> _RECORDS SHOWN_
____________

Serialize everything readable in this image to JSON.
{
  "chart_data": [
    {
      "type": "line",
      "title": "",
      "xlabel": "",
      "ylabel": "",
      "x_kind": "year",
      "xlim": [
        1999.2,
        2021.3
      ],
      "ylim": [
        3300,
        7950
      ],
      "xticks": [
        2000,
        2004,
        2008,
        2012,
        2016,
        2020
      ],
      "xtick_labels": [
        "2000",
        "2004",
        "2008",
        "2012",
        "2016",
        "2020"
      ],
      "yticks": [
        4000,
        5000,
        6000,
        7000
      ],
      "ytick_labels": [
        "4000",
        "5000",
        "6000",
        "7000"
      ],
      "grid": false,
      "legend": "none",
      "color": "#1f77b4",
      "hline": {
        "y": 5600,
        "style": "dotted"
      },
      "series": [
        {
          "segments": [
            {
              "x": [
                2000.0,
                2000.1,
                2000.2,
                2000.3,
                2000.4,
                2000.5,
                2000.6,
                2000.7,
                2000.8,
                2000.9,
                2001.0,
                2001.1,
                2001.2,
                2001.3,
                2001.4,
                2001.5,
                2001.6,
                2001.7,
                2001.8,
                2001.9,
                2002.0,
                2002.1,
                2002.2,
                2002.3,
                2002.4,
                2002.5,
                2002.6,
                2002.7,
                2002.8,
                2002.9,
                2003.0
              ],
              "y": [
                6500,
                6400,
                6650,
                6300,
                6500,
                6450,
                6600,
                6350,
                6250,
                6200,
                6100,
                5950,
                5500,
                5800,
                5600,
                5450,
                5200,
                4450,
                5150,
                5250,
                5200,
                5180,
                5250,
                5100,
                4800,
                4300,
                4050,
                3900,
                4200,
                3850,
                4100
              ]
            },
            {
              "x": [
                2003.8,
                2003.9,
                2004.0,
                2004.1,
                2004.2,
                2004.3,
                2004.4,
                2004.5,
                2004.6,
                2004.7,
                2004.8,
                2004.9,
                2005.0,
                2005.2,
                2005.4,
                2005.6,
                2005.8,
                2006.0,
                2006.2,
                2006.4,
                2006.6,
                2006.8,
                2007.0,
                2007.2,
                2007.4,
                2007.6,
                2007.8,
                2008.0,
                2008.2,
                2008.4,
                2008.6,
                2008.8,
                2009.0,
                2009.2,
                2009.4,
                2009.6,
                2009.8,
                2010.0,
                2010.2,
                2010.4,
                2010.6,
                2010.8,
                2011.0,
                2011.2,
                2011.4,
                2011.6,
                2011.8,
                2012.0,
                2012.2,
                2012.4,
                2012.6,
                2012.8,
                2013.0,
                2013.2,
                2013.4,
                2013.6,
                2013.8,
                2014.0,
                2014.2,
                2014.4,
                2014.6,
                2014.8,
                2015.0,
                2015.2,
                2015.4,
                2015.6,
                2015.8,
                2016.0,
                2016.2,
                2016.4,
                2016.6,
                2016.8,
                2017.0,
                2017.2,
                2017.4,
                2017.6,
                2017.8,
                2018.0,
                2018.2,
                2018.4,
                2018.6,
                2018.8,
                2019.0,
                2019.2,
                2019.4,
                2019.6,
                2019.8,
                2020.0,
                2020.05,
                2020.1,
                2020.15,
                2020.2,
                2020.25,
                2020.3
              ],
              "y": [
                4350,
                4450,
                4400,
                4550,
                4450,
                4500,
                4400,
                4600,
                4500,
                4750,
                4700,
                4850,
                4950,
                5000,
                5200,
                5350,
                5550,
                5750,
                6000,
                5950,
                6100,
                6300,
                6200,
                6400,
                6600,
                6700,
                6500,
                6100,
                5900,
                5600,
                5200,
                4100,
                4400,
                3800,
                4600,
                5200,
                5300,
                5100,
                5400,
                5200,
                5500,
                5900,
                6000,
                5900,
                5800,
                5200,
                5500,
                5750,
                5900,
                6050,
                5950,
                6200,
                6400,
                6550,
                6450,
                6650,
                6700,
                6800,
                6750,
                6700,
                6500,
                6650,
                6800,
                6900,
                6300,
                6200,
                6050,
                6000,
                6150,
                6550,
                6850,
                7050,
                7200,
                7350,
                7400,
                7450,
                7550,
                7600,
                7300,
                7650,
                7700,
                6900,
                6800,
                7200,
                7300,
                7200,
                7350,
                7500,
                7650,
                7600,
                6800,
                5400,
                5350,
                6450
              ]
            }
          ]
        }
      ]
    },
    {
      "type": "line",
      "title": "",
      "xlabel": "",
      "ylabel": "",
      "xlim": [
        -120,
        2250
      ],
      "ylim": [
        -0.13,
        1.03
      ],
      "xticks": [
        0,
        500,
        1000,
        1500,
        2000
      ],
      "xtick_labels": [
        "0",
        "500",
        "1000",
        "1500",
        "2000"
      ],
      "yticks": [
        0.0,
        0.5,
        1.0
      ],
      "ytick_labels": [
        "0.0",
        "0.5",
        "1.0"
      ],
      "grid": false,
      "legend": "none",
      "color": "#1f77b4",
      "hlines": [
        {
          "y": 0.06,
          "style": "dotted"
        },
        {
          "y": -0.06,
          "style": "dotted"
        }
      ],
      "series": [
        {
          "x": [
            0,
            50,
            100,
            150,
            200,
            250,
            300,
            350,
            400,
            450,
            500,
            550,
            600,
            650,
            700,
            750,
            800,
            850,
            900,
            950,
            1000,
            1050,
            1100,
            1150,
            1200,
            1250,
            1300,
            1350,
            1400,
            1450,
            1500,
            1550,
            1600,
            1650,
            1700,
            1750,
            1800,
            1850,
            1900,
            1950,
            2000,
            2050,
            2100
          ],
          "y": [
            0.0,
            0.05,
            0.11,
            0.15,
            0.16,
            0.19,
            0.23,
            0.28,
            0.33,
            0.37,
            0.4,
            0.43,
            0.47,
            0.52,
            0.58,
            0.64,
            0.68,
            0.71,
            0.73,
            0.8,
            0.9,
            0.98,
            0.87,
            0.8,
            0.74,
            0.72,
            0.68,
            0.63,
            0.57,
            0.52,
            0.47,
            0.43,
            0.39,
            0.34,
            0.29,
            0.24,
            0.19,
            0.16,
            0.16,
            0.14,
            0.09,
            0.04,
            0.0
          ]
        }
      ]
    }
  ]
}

____________

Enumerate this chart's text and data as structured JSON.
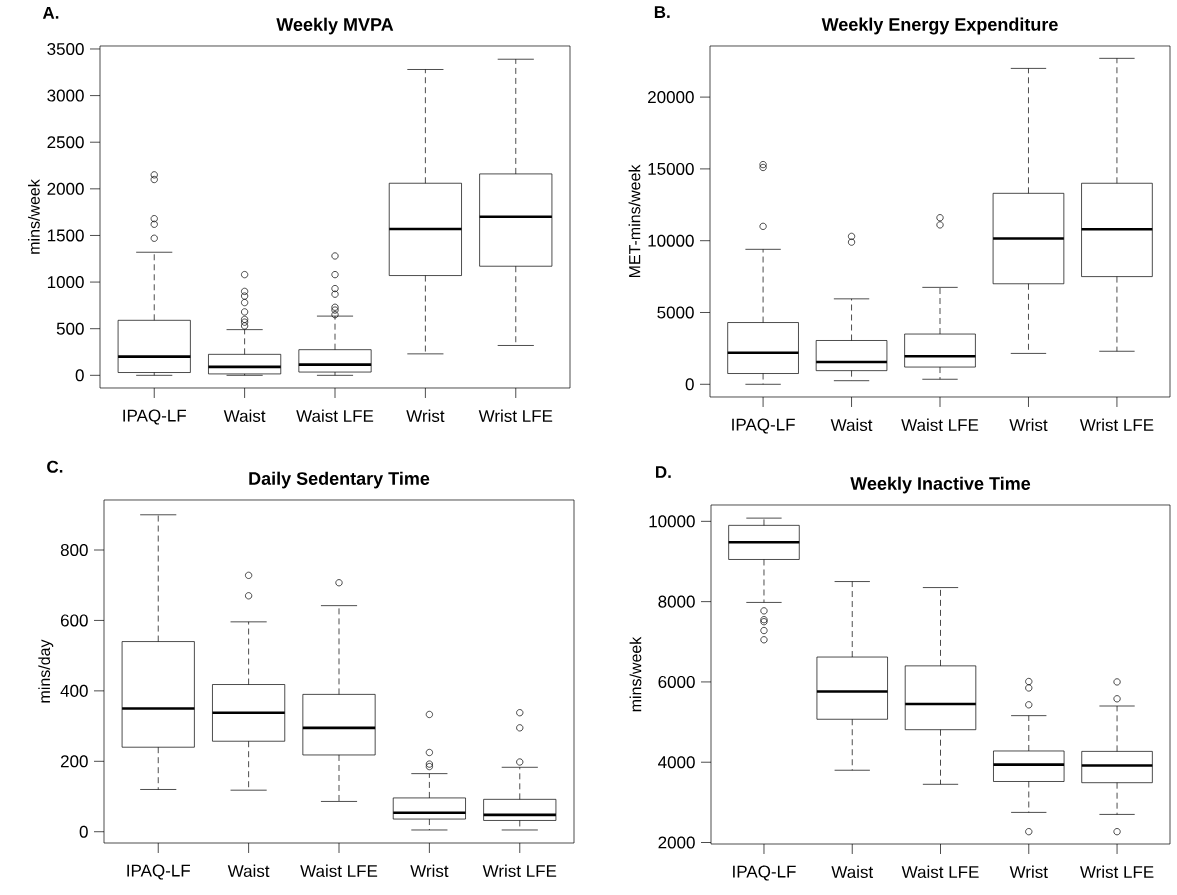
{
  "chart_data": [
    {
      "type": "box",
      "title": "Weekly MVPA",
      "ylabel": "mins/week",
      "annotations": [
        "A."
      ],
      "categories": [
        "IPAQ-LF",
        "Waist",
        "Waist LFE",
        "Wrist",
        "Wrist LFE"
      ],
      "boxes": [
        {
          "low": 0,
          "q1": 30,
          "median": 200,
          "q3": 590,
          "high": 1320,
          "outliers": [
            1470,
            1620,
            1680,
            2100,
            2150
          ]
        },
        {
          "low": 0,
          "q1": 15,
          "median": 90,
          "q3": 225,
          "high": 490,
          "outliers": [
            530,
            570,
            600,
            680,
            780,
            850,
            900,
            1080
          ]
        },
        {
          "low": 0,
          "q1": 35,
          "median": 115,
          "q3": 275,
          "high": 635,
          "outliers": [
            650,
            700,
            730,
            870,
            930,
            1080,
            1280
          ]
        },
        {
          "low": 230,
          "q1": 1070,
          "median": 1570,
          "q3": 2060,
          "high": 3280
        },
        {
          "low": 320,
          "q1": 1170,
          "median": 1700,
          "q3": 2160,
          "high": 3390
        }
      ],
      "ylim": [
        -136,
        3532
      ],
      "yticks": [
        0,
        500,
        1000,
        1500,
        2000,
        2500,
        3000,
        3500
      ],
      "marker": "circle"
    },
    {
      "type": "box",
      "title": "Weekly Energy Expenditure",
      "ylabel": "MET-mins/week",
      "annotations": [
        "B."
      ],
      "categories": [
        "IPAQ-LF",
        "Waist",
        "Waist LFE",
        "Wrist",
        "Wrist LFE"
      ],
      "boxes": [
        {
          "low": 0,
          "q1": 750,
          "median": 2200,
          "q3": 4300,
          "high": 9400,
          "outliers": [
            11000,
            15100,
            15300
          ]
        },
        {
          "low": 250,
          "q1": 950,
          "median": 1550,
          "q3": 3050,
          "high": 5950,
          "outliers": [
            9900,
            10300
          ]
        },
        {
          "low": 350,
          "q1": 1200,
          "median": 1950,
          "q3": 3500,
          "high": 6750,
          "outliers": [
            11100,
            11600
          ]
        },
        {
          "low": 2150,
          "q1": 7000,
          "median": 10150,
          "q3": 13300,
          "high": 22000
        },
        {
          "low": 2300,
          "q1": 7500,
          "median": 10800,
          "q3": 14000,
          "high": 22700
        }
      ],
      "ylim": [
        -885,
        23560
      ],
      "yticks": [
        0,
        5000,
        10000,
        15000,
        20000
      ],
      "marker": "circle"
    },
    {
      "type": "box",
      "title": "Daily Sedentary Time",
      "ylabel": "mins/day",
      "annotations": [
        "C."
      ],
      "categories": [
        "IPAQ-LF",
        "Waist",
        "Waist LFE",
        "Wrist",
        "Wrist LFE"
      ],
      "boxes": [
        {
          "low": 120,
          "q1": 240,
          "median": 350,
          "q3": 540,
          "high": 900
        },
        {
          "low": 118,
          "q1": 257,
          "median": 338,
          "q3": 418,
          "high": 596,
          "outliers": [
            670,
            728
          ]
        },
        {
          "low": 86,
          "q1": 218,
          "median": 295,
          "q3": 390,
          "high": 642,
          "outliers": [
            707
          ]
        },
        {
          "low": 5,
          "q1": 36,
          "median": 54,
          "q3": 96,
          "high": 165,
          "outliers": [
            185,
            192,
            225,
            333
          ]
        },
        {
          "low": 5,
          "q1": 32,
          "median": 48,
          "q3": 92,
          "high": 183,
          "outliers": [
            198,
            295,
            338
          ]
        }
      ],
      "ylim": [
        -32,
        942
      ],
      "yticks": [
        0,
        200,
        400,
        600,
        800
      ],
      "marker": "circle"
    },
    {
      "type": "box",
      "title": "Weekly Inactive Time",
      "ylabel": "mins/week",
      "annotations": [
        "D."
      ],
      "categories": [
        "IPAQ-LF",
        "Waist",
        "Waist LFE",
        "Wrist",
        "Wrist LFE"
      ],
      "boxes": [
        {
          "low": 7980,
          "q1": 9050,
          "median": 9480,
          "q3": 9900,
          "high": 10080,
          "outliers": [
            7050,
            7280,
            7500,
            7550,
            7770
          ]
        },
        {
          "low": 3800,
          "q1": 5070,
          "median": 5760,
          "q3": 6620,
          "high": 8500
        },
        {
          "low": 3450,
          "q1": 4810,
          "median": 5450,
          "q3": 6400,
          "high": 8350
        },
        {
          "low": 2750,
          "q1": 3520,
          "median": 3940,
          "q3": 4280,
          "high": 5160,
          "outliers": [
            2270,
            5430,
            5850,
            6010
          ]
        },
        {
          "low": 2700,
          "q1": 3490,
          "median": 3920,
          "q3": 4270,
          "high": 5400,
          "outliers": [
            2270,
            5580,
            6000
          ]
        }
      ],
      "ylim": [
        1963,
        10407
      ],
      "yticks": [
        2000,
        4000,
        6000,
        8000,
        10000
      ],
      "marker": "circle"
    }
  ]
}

____________

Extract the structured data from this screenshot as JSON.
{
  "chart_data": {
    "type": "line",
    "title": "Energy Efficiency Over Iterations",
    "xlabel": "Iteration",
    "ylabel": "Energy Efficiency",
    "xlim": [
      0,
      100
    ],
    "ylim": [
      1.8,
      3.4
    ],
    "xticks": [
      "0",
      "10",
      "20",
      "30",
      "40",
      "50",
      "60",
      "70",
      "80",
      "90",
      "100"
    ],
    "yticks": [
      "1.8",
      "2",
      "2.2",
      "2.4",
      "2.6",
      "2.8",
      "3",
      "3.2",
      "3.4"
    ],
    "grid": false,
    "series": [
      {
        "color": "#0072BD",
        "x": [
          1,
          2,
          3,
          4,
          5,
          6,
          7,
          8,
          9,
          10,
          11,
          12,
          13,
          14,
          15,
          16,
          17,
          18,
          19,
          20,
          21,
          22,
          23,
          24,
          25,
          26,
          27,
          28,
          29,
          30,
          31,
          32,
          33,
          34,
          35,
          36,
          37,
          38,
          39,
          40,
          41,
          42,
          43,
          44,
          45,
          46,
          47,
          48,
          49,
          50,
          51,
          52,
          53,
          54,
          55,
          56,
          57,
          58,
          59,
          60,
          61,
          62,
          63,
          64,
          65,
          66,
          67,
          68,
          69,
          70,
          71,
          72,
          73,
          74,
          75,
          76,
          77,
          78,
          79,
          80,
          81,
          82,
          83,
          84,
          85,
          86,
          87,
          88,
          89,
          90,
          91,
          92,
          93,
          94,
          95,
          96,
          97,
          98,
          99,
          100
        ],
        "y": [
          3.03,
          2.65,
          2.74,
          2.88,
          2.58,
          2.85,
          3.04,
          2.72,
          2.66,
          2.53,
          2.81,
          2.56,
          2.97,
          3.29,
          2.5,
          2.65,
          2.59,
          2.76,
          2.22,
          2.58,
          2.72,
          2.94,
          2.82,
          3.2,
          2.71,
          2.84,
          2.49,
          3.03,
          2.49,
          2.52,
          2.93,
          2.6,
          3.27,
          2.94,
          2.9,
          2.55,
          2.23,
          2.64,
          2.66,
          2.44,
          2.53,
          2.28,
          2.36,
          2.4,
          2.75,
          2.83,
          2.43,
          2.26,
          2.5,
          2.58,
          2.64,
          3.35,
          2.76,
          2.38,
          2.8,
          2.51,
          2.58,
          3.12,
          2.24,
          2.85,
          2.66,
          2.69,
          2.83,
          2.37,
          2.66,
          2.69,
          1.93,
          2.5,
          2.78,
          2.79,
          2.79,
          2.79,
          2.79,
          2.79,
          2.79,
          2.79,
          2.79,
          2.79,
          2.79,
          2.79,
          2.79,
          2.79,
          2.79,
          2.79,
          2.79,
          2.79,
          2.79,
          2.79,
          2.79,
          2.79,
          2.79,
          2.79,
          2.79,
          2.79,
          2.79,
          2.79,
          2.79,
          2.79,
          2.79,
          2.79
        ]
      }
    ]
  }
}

____________

> _WHAT YOU NEED TO DO_
Your answer should be a single number: how many lines of the material contain the word "structured".

> _EXERCISE RESULT_
2